TASK GOAL | Repeat what the lines below say, word for word, and skip every image.

Dataset entries on figures
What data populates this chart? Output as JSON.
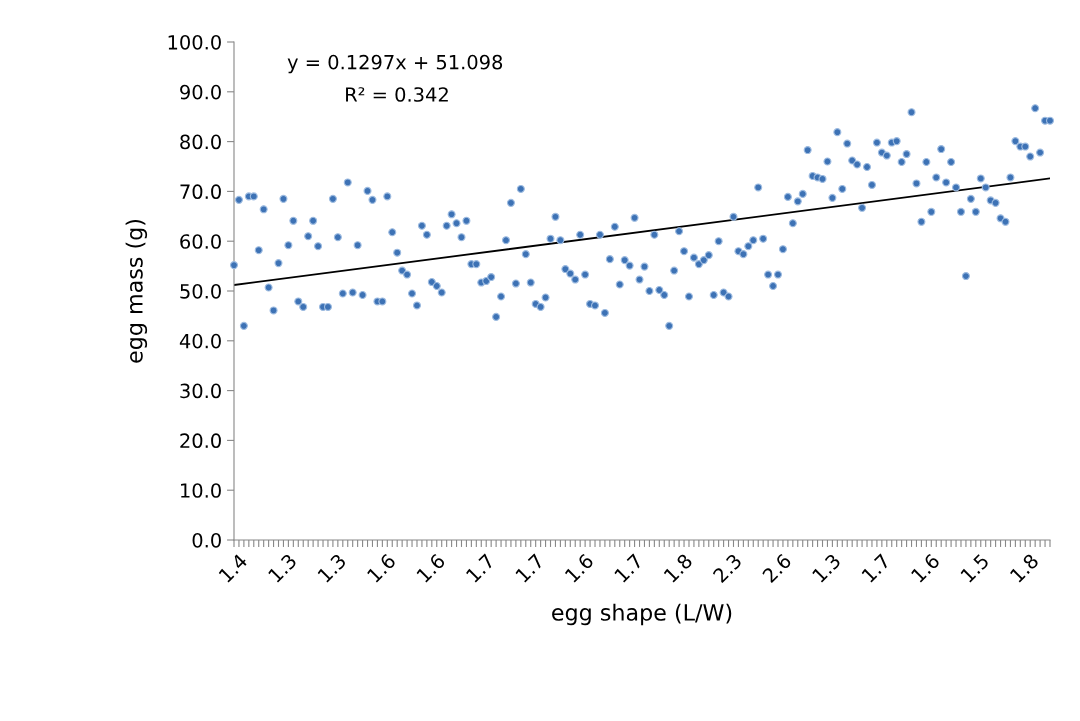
{
  "chart_data": {
    "type": "scatter",
    "xlabel": "egg shape (L/W)",
    "ylabel": "egg mass (g)",
    "categories": [
      "1.4",
      null,
      null,
      null,
      null,
      null,
      null,
      null,
      null,
      null,
      "1.3",
      null,
      null,
      null,
      null,
      null,
      null,
      null,
      null,
      null,
      "1.3",
      null,
      null,
      null,
      null,
      null,
      null,
      null,
      null,
      null,
      "1.6",
      null,
      null,
      null,
      null,
      null,
      null,
      null,
      null,
      null,
      "1.6",
      null,
      null,
      null,
      null,
      null,
      null,
      null,
      null,
      null,
      "1.7",
      null,
      null,
      null,
      null,
      null,
      null,
      null,
      null,
      null,
      "1.7",
      null,
      null,
      null,
      null,
      null,
      null,
      null,
      null,
      null,
      "1.6",
      null,
      null,
      null,
      null,
      null,
      null,
      null,
      null,
      null,
      "1.7",
      null,
      null,
      null,
      null,
      null,
      null,
      null,
      null,
      null,
      "1.8",
      null,
      null,
      null,
      null,
      null,
      null,
      null,
      null,
      null,
      "2.3",
      null,
      null,
      null,
      null,
      null,
      null,
      null,
      null,
      null,
      "2.6",
      null,
      null,
      null,
      null,
      null,
      null,
      null,
      null,
      null,
      "1.3",
      null,
      null,
      null,
      null,
      null,
      null,
      null,
      null,
      null,
      "1.7",
      null,
      null,
      null,
      null,
      null,
      null,
      null,
      null,
      null,
      "1.6",
      null,
      null,
      null,
      null,
      null,
      null,
      null,
      null,
      null,
      "1.5",
      null,
      null,
      null,
      null,
      null,
      null,
      null,
      null,
      null,
      "1.8",
      null,
      null,
      null,
      null,
      null
    ],
    "series": [
      {
        "color": "#3d72b5",
        "marker": "circle",
        "values": [
          55.2,
          68.3,
          43,
          69.0,
          69.0,
          58.2,
          66.4,
          50.7,
          46.1,
          55.6,
          68.5,
          59.2,
          64.1,
          47.9,
          46.8,
          61,
          64.1,
          59,
          46.8,
          46.8,
          68.5,
          60.8,
          49.5,
          71.8,
          49.7,
          59.2,
          49.2,
          70.1,
          68.3,
          47.9,
          47.9,
          69.0,
          61.8,
          57.7,
          54.1,
          53.3,
          49.5,
          47.1,
          63.1,
          61.3,
          51.8,
          51,
          49.7,
          63.1,
          65.4,
          63.6,
          60.8,
          64.1,
          55.4,
          55.4,
          51.7,
          52,
          52.8,
          44.8,
          48.9,
          60.2,
          67.7,
          51.5,
          70.5,
          57.4,
          51.7,
          47.4,
          46.8,
          48.7,
          60.5,
          64.9,
          60.2,
          54.4,
          53.5,
          52.3,
          61.3,
          53.3,
          47.4,
          47.1,
          61.3,
          45.6,
          56.4,
          62.9,
          51.3,
          56.2,
          55.1,
          64.7,
          52.3,
          54.9,
          50,
          61.3,
          50.2,
          49.2,
          43,
          54.1,
          62,
          58,
          48.9,
          56.7,
          55.4,
          56.2,
          57.2,
          49.2,
          60,
          49.7,
          48.9,
          64.9,
          58,
          57.4,
          59,
          60.2,
          70.8,
          60.5,
          53.3,
          51,
          53.3,
          58.4,
          68.9,
          63.6,
          68,
          69.5,
          78.3,
          73.1,
          72.8,
          72.5,
          76,
          68.7,
          81.9,
          70.5,
          79.6,
          76.2,
          75.4,
          66.7,
          74.9,
          71.3,
          79.8,
          77.8,
          77.2,
          79.8,
          80.1,
          75.9,
          77.5,
          85.9,
          71.6,
          63.9,
          75.9,
          65.9,
          72.8,
          78.5,
          71.8,
          75.9,
          70.8,
          65.9,
          53,
          68.5,
          65.9,
          72.6,
          70.8,
          68.2,
          67.7,
          64.6,
          63.9,
          72.8,
          80.1,
          79,
          79,
          77,
          86.7,
          77.8,
          84.2,
          84.2
        ]
      },
      {
        "type": "line",
        "color": "#000000",
        "line_style": "solid",
        "values": [
          51.2,
          null,
          null,
          null,
          null,
          null,
          null,
          null,
          null,
          null,
          null,
          null,
          null,
          null,
          null,
          null,
          null,
          null,
          null,
          null,
          null,
          null,
          null,
          null,
          null,
          null,
          null,
          null,
          null,
          null,
          null,
          null,
          null,
          null,
          null,
          null,
          null,
          null,
          null,
          null,
          null,
          null,
          null,
          null,
          null,
          null,
          null,
          null,
          null,
          null,
          null,
          null,
          null,
          null,
          null,
          null,
          null,
          null,
          null,
          null,
          null,
          null,
          null,
          null,
          null,
          null,
          null,
          null,
          null,
          null,
          null,
          null,
          null,
          null,
          null,
          null,
          null,
          null,
          null,
          null,
          null,
          null,
          null,
          null,
          null,
          null,
          null,
          null,
          null,
          null,
          null,
          null,
          null,
          null,
          null,
          null,
          null,
          null,
          null,
          null,
          null,
          null,
          null,
          null,
          null,
          null,
          null,
          null,
          null,
          null,
          null,
          null,
          null,
          null,
          null,
          null,
          null,
          null,
          null,
          null,
          null,
          null,
          null,
          null,
          null,
          null,
          null,
          null,
          null,
          null,
          null,
          null,
          null,
          null,
          null,
          null,
          null,
          null,
          null,
          null,
          null,
          null,
          null,
          null,
          null,
          null,
          null,
          null,
          null,
          null,
          null,
          null,
          null,
          null,
          null,
          null,
          null,
          null,
          null,
          null,
          null,
          null,
          null,
          null,
          null,
          72.6
        ]
      }
    ],
    "ylim": [
      0,
      100
    ],
    "yticks": [
      {
        "value": 0,
        "label": "0.0"
      },
      {
        "value": 10,
        "label": "10.0"
      },
      {
        "value": 20,
        "label": "20.0"
      },
      {
        "value": 30,
        "label": "30.0"
      },
      {
        "value": 40,
        "label": "40.0"
      },
      {
        "value": 50,
        "label": "50.0"
      },
      {
        "value": 60,
        "label": "60.0"
      },
      {
        "value": 70,
        "label": "70.0"
      },
      {
        "value": 80,
        "label": "80.0"
      },
      {
        "value": 90,
        "label": "90.0"
      },
      {
        "value": 100,
        "label": "100.0"
      }
    ],
    "grid": false,
    "legend": false,
    "annotations": [
      "y = 0.1297x + 51.098",
      "R² = 0.342"
    ]
  }
}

COMPLETE OUTPUT |
What data populates this chart? Output as JSON.
{
  "chart_data": {
    "type": "scatter",
    "xlabel": "egg shape (L/W)",
    "ylabel": "egg mass (g)",
    "categories": [
      "1.4",
      null,
      null,
      null,
      null,
      null,
      null,
      null,
      null,
      null,
      "1.3",
      null,
      null,
      null,
      null,
      null,
      null,
      null,
      null,
      null,
      "1.3",
      null,
      null,
      null,
      null,
      null,
      null,
      null,
      null,
      null,
      "1.6",
      null,
      null,
      null,
      null,
      null,
      null,
      null,
      null,
      null,
      "1.6",
      null,
      null,
      null,
      null,
      null,
      null,
      null,
      null,
      null,
      "1.7",
      null,
      null,
      null,
      null,
      null,
      null,
      null,
      null,
      null,
      "1.7",
      null,
      null,
      null,
      null,
      null,
      null,
      null,
      null,
      null,
      "1.6",
      null,
      null,
      null,
      null,
      null,
      null,
      null,
      null,
      null,
      "1.7",
      null,
      null,
      null,
      null,
      null,
      null,
      null,
      null,
      null,
      "1.8",
      null,
      null,
      null,
      null,
      null,
      null,
      null,
      null,
      null,
      "2.3",
      null,
      null,
      null,
      null,
      null,
      null,
      null,
      null,
      null,
      "2.6",
      null,
      null,
      null,
      null,
      null,
      null,
      null,
      null,
      null,
      "1.3",
      null,
      null,
      null,
      null,
      null,
      null,
      null,
      null,
      null,
      "1.7",
      null,
      null,
      null,
      null,
      null,
      null,
      null,
      null,
      null,
      "1.6",
      null,
      null,
      null,
      null,
      null,
      null,
      null,
      null,
      null,
      "1.5",
      null,
      null,
      null,
      null,
      null,
      null,
      null,
      null,
      null,
      "1.8",
      null,
      null,
      null,
      null,
      null
    ],
    "series": [
      {
        "color": "#3d72b5",
        "marker": "circle",
        "values": [
          55.2,
          68.3,
          43,
          69.0,
          69.0,
          58.2,
          66.4,
          50.7,
          46.1,
          55.6,
          68.5,
          59.2,
          64.1,
          47.9,
          46.8,
          61,
          64.1,
          59,
          46.8,
          46.8,
          68.5,
          60.8,
          49.5,
          71.8,
          49.7,
          59.2,
          49.2,
          70.1,
          68.3,
          47.9,
          47.9,
          69.0,
          61.8,
          57.7,
          54.1,
          53.3,
          49.5,
          47.1,
          63.1,
          61.3,
          51.8,
          51,
          49.7,
          63.1,
          65.4,
          63.6,
          60.8,
          64.1,
          55.4,
          55.4,
          51.7,
          52,
          52.8,
          44.8,
          48.9,
          60.2,
          67.7,
          51.5,
          70.5,
          57.4,
          51.7,
          47.4,
          46.8,
          48.7,
          60.5,
          64.9,
          60.2,
          54.4,
          53.5,
          52.3,
          61.3,
          53.3,
          47.4,
          47.1,
          61.3,
          45.6,
          56.4,
          62.9,
          51.3,
          56.2,
          55.1,
          64.7,
          52.3,
          54.9,
          50,
          61.3,
          50.2,
          49.2,
          43,
          54.1,
          62,
          58,
          48.9,
          56.7,
          55.4,
          56.2,
          57.2,
          49.2,
          60,
          49.7,
          48.9,
          64.9,
          58,
          57.4,
          59,
          60.2,
          70.8,
          60.5,
          53.3,
          51,
          53.3,
          58.4,
          68.9,
          63.6,
          68,
          69.5,
          78.3,
          73.1,
          72.8,
          72.5,
          76,
          68.7,
          81.9,
          70.5,
          79.6,
          76.2,
          75.4,
          66.7,
          74.9,
          71.3,
          79.8,
          77.8,
          77.2,
          79.8,
          80.1,
          75.9,
          77.5,
          85.9,
          71.6,
          63.9,
          75.9,
          65.9,
          72.8,
          78.5,
          71.8,
          75.9,
          70.8,
          65.9,
          53,
          68.5,
          65.9,
          72.6,
          70.8,
          68.2,
          67.7,
          64.6,
          63.9,
          72.8,
          80.1,
          79,
          79,
          77,
          86.7,
          77.8,
          84.2,
          84.2
        ]
      },
      {
        "type": "line",
        "color": "#000000",
        "line_style": "solid",
        "values": [
          51.2,
          null,
          null,
          null,
          null,
          null,
          null,
          null,
          null,
          null,
          null,
          null,
          null,
          null,
          null,
          null,
          null,
          null,
          null,
          null,
          null,
          null,
          null,
          null,
          null,
          null,
          null,
          null,
          null,
          null,
          null,
          null,
          null,
          null,
          null,
          null,
          null,
          null,
          null,
          null,
          null,
          null,
          null,
          null,
          null,
          null,
          null,
          null,
          null,
          null,
          null,
          null,
          null,
          null,
          null,
          null,
          null,
          null,
          null,
          null,
          null,
          null,
          null,
          null,
          null,
          null,
          null,
          null,
          null,
          null,
          null,
          null,
          null,
          null,
          null,
          null,
          null,
          null,
          null,
          null,
          null,
          null,
          null,
          null,
          null,
          null,
          null,
          null,
          null,
          null,
          null,
          null,
          null,
          null,
          null,
          null,
          null,
          null,
          null,
          null,
          null,
          null,
          null,
          null,
          null,
          null,
          null,
          null,
          null,
          null,
          null,
          null,
          null,
          null,
          null,
          null,
          null,
          null,
          null,
          null,
          null,
          null,
          null,
          null,
          null,
          null,
          null,
          null,
          null,
          null,
          null,
          null,
          null,
          null,
          null,
          null,
          null,
          null,
          null,
          null,
          null,
          null,
          null,
          null,
          null,
          null,
          null,
          null,
          null,
          null,
          null,
          null,
          null,
          null,
          null,
          null,
          null,
          null,
          null,
          null,
          null,
          null,
          null,
          null,
          null,
          72.6
        ]
      }
    ],
    "ylim": [
      0,
      100
    ],
    "yticks": [
      {
        "value": 0,
        "label": "0.0"
      },
      {
        "value": 10,
        "label": "10.0"
      },
      {
        "value": 20,
        "label": "20.0"
      },
      {
        "value": 30,
        "label": "30.0"
      },
      {
        "value": 40,
        "label": "40.0"
      },
      {
        "value": 50,
        "label": "50.0"
      },
      {
        "value": 60,
        "label": "60.0"
      },
      {
        "value": 70,
        "label": "70.0"
      },
      {
        "value": 80,
        "label": "80.0"
      },
      {
        "value": 90,
        "label": "90.0"
      },
      {
        "value": 100,
        "label": "100.0"
      }
    ],
    "grid": false,
    "legend": false,
    "annotations": [
      "y = 0.1297x + 51.098",
      "R² = 0.342"
    ]
  }
}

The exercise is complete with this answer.